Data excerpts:
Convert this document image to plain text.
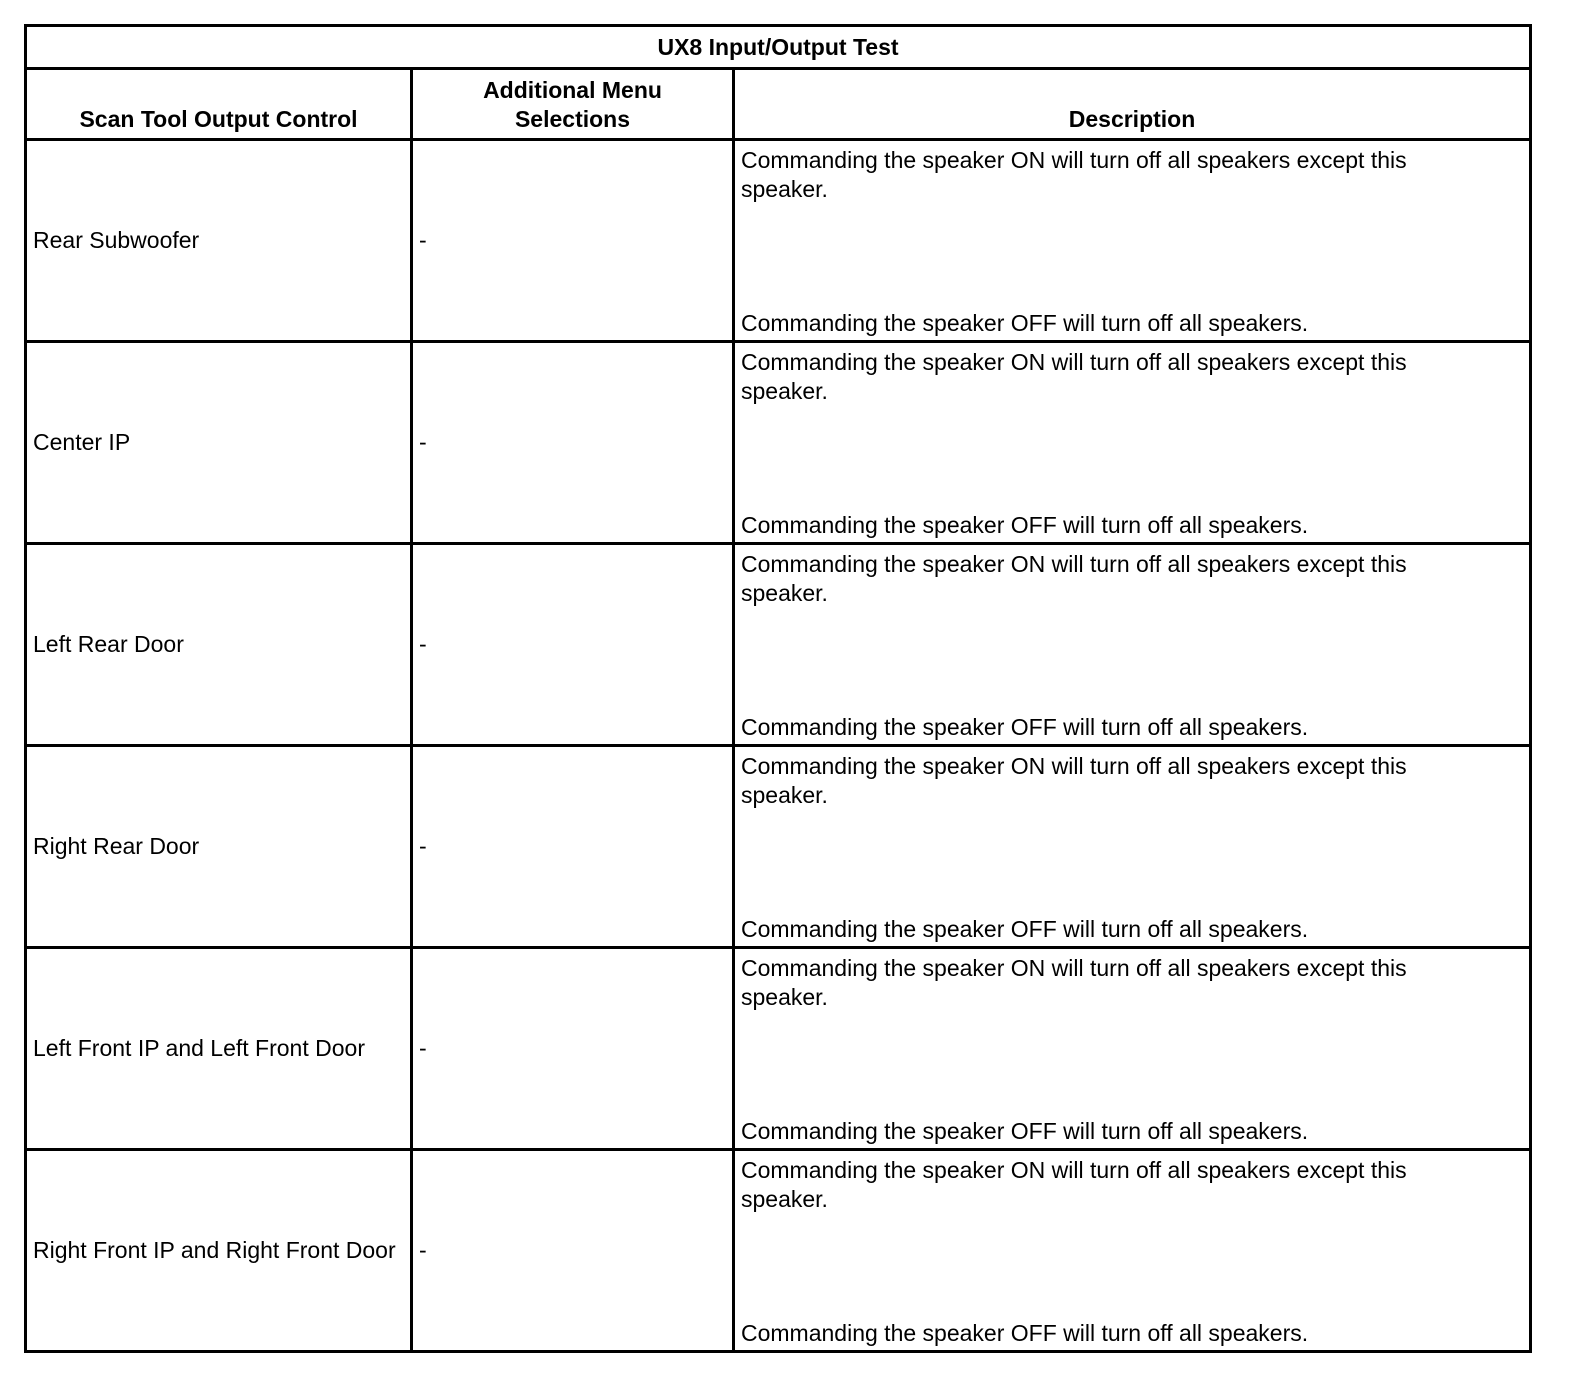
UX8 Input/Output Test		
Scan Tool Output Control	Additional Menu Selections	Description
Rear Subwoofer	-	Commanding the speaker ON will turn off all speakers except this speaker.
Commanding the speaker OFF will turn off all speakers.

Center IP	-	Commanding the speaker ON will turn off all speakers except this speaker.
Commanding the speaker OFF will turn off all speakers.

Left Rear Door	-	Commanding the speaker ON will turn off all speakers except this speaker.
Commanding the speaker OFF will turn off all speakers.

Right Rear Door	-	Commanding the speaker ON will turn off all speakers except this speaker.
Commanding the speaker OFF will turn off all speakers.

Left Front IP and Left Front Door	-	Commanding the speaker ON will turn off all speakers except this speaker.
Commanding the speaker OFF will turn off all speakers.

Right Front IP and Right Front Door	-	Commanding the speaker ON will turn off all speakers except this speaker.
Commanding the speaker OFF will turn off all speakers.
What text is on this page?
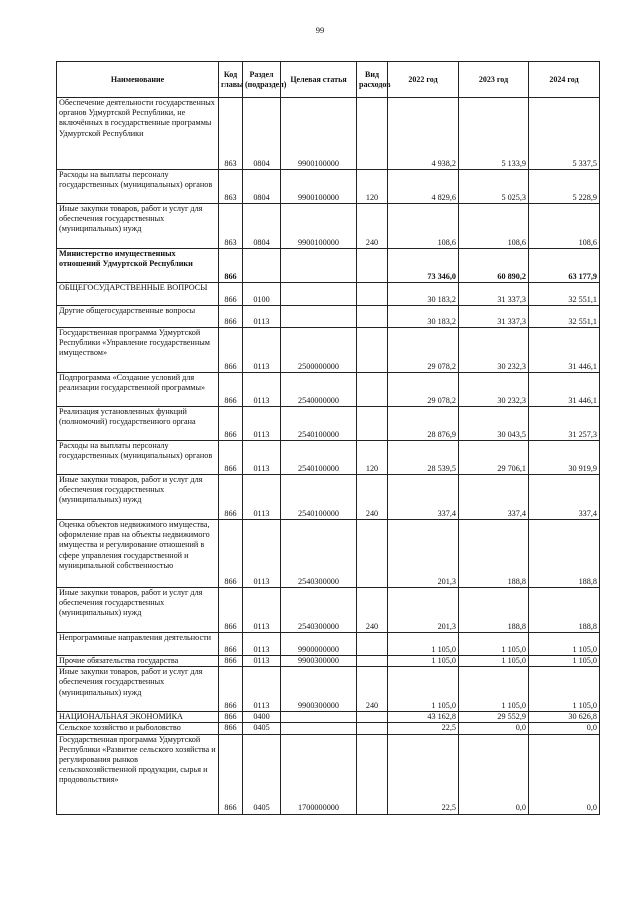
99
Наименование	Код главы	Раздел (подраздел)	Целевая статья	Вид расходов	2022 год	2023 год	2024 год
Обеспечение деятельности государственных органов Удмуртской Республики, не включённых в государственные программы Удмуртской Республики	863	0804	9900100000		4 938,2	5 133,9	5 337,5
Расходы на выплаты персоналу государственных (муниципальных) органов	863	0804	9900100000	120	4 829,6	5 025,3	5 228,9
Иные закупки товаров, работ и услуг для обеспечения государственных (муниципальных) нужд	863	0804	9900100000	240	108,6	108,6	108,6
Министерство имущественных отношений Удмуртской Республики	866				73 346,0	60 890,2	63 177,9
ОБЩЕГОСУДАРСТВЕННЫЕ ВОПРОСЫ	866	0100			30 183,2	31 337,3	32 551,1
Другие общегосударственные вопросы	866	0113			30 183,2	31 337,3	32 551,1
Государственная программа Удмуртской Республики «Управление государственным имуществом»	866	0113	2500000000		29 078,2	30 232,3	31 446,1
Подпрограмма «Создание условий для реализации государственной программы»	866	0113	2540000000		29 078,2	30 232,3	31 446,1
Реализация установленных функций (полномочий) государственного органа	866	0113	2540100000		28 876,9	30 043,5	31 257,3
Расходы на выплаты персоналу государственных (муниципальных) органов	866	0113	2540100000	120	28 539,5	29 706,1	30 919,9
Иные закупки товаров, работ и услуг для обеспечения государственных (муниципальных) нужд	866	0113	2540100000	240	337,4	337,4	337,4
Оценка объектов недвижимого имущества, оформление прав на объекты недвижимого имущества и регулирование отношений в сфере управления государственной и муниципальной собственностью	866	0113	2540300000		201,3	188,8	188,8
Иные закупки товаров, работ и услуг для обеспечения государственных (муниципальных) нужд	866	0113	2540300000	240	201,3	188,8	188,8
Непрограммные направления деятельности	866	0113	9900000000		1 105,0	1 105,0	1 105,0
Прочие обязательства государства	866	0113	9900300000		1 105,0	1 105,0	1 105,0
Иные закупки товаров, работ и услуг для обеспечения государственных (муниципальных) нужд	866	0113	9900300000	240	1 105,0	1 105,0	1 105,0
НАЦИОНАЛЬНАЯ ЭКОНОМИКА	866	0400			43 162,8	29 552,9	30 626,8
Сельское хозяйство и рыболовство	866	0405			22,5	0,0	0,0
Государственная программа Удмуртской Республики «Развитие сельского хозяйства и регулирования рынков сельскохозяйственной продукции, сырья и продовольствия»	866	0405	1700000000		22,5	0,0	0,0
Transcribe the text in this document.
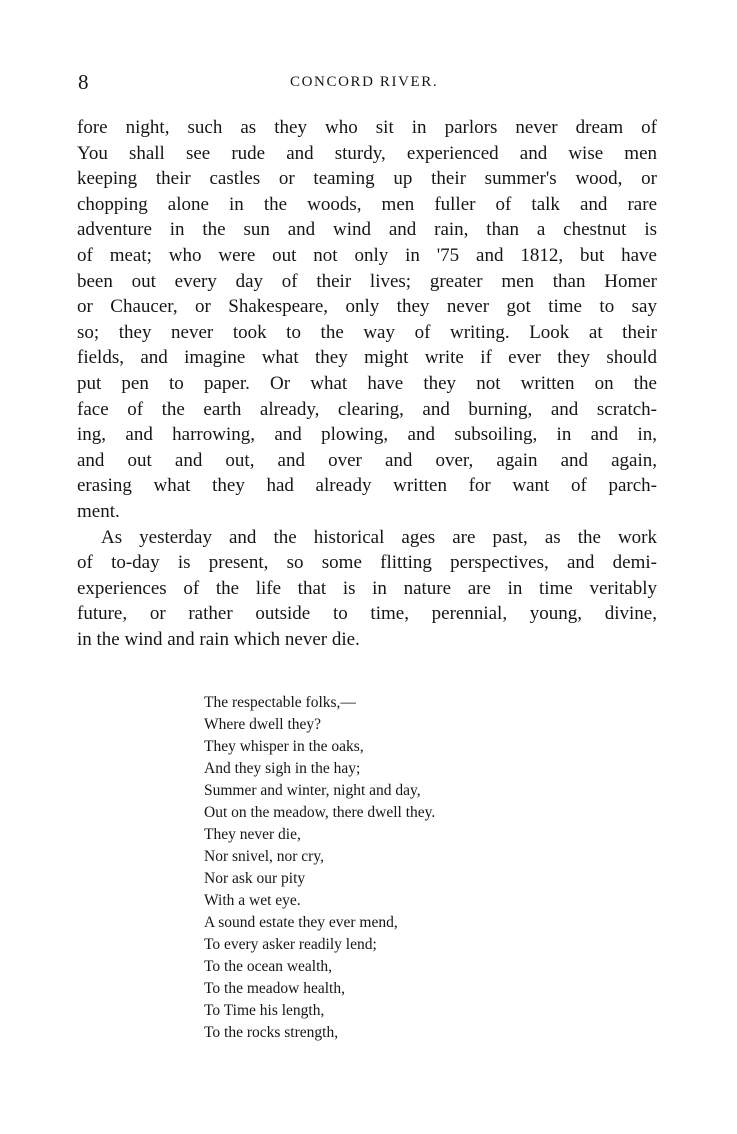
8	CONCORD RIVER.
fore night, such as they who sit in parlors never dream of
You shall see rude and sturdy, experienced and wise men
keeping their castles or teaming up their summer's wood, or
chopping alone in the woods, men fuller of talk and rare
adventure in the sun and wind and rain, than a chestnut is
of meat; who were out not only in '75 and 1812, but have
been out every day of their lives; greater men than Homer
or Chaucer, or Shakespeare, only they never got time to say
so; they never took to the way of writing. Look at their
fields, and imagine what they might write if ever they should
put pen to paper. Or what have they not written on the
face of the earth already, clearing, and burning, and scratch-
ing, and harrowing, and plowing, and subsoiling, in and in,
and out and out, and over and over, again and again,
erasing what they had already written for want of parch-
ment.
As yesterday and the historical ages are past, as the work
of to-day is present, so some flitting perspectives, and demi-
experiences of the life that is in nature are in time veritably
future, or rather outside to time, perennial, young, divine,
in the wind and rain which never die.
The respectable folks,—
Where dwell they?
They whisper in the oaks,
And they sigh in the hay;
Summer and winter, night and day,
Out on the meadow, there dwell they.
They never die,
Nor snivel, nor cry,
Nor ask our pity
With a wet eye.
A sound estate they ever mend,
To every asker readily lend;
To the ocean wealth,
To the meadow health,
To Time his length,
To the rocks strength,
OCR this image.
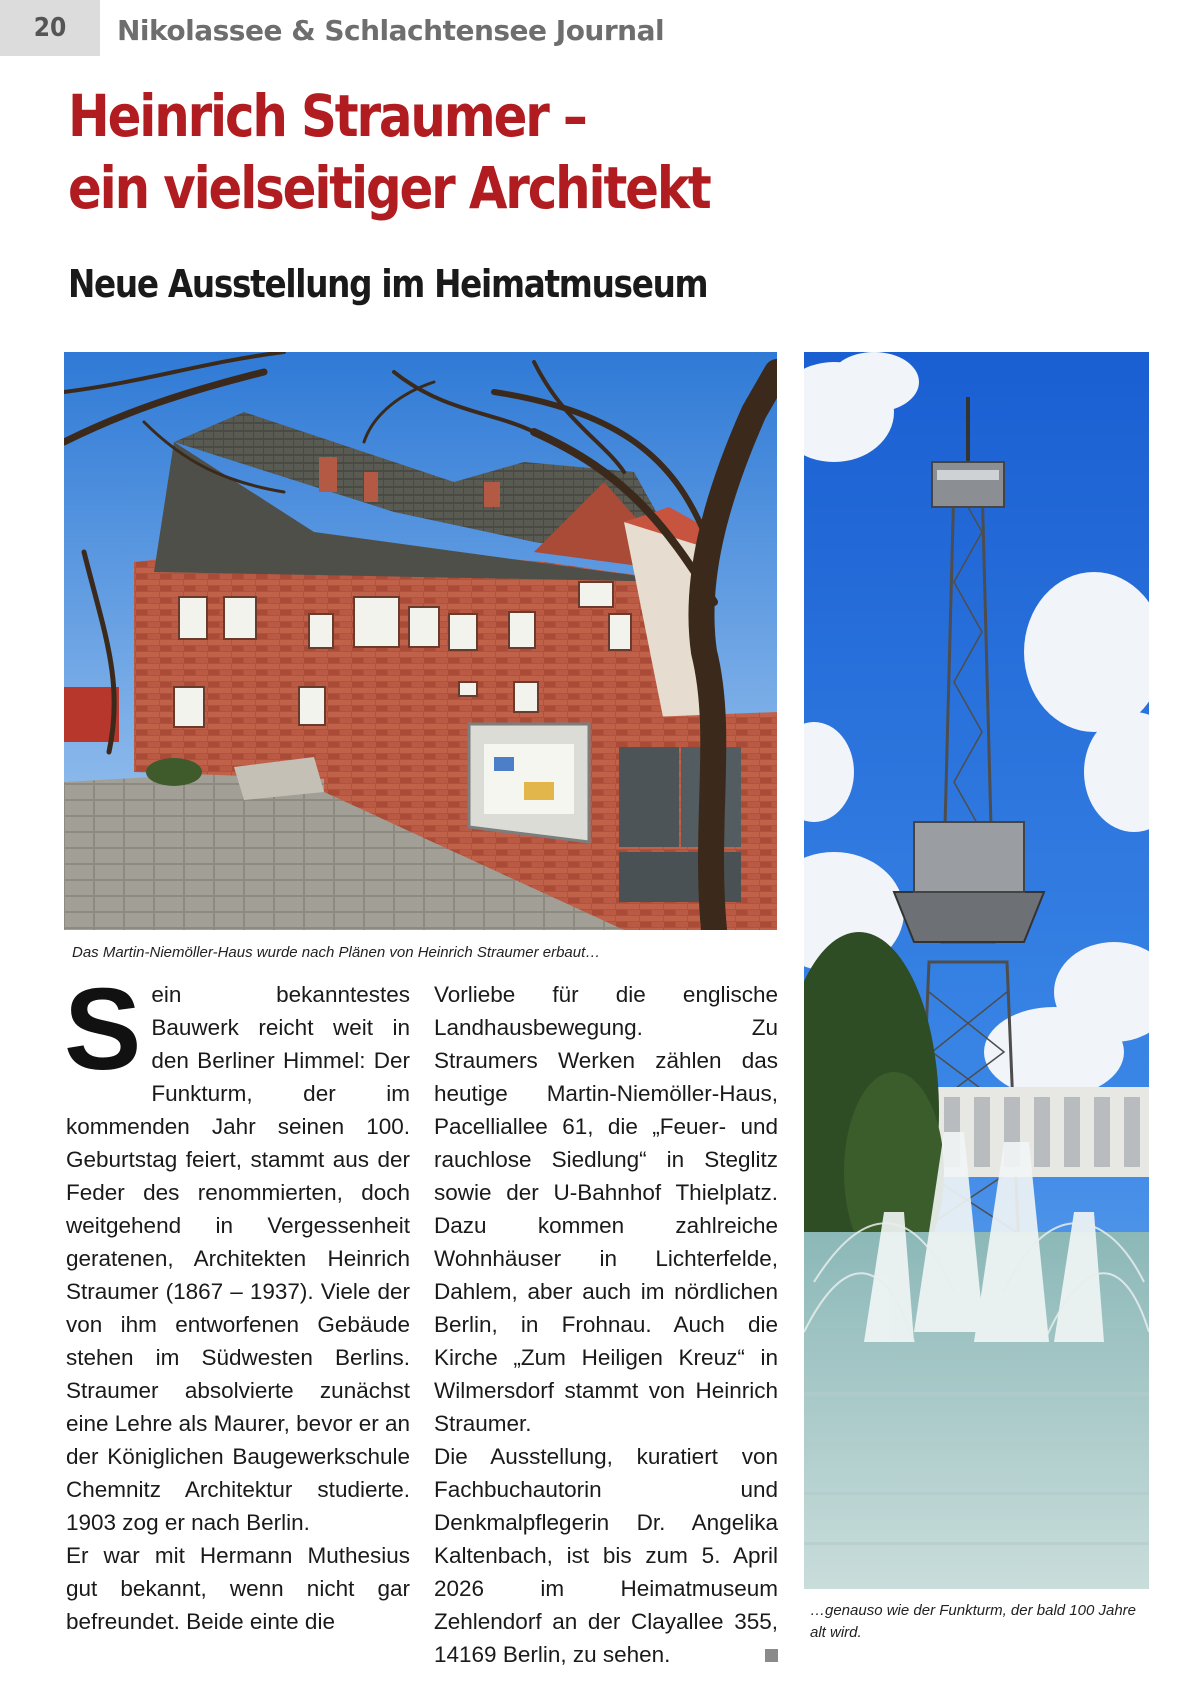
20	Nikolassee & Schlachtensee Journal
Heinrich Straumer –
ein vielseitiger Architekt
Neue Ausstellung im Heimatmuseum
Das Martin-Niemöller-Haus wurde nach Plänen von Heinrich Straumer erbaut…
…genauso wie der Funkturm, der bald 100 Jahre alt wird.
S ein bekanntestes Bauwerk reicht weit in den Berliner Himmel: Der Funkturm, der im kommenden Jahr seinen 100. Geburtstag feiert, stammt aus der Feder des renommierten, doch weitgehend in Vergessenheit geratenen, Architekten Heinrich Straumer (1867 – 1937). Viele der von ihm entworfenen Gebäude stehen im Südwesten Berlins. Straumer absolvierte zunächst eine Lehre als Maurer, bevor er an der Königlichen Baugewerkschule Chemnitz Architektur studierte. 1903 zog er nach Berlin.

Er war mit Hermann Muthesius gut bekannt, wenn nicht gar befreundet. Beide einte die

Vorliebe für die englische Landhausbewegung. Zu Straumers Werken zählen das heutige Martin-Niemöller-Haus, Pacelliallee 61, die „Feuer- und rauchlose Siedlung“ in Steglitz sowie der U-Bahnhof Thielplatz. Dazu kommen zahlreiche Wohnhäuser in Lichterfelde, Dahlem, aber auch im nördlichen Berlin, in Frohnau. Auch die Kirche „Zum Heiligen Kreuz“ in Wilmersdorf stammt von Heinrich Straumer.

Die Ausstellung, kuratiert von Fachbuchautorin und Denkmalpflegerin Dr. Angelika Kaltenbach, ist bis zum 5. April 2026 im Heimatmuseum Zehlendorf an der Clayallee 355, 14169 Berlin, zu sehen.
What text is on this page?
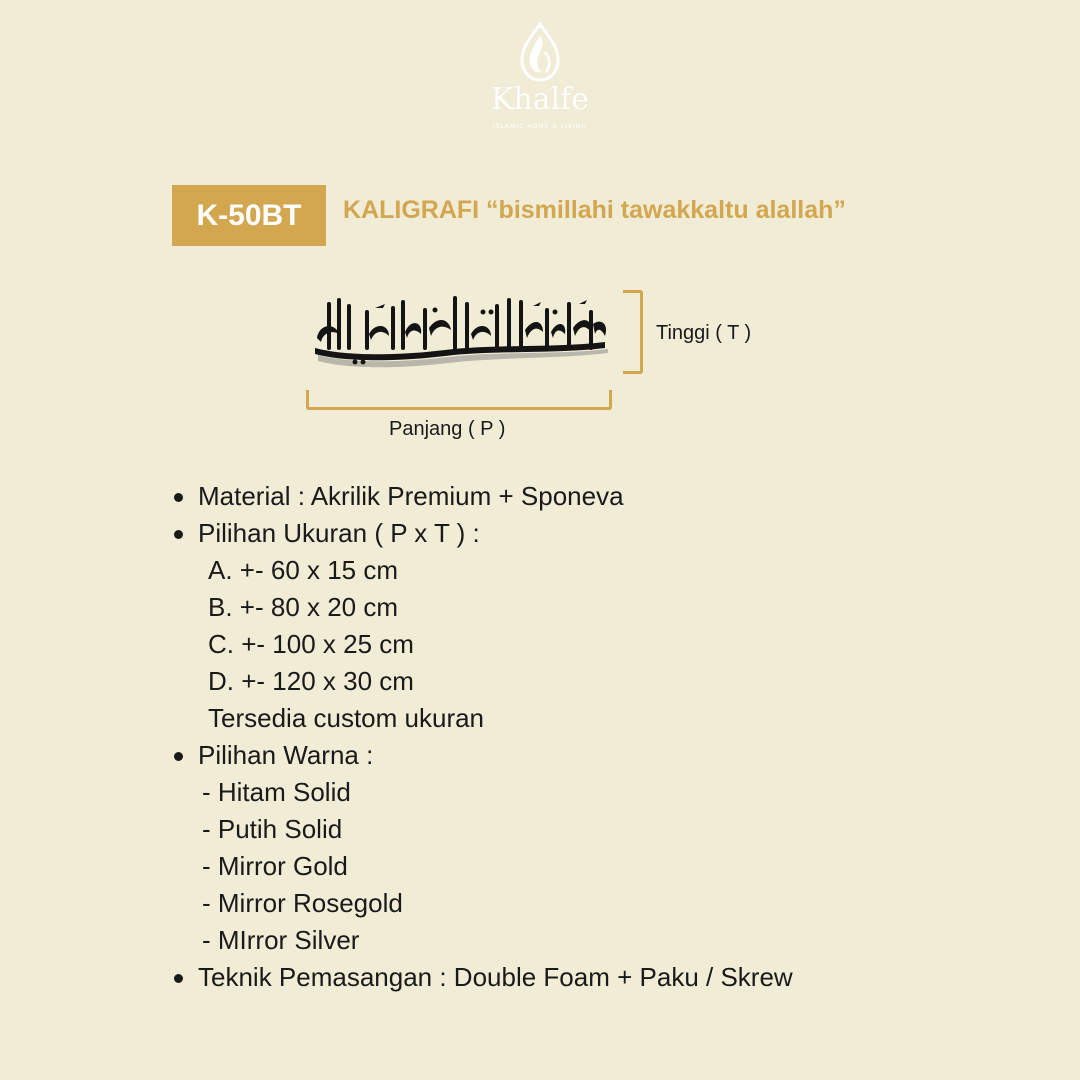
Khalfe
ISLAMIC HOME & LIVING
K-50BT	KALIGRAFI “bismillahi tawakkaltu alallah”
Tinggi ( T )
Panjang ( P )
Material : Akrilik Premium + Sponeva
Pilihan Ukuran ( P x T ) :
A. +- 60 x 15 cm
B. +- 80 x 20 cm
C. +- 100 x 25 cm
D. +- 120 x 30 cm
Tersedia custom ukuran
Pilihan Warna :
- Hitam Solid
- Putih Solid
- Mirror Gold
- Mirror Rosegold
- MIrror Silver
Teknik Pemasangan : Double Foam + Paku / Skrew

Exercise objective: Read the entries and show each line that mentions "stammt".

Task output:
S ein bekanntestes Bauwerk reicht weit in den Berliner Himmel: Der Funkturm, der im kommenden Jahr seinen 100. Geburtstag feiert, stammt aus der Feder des renommierten, doch weitgehend in Vergessenheit geratenen, Architekten Heinrich Straumer (1867 – 1937). Viele der von ihm entworfenen Gebäude stehen im Südwesten Berlins. Straumer absolvierte zunächst eine Lehre als Maurer, bevor er an der Königlichen Baugewerkschule Chemnitz Architektur studierte. 1903 zog er nach Berlin.
Vorliebe für die englische Landhausbewegung. Zu Straumers Werken zählen das heutige Martin-Niemöller-Haus, Pacelliallee 61, die „Feuer- und rauchlose Siedlung“ in Steglitz sowie der U-Bahnhof Thielplatz. Dazu kommen zahlreiche Wohnhäuser in Lichterfelde, Dahlem, aber auch im nördlichen Berlin, in Frohnau. Auch die Kirche „Zum Heiligen Kreuz“ in Wilmersdorf stammt von Heinrich Straumer.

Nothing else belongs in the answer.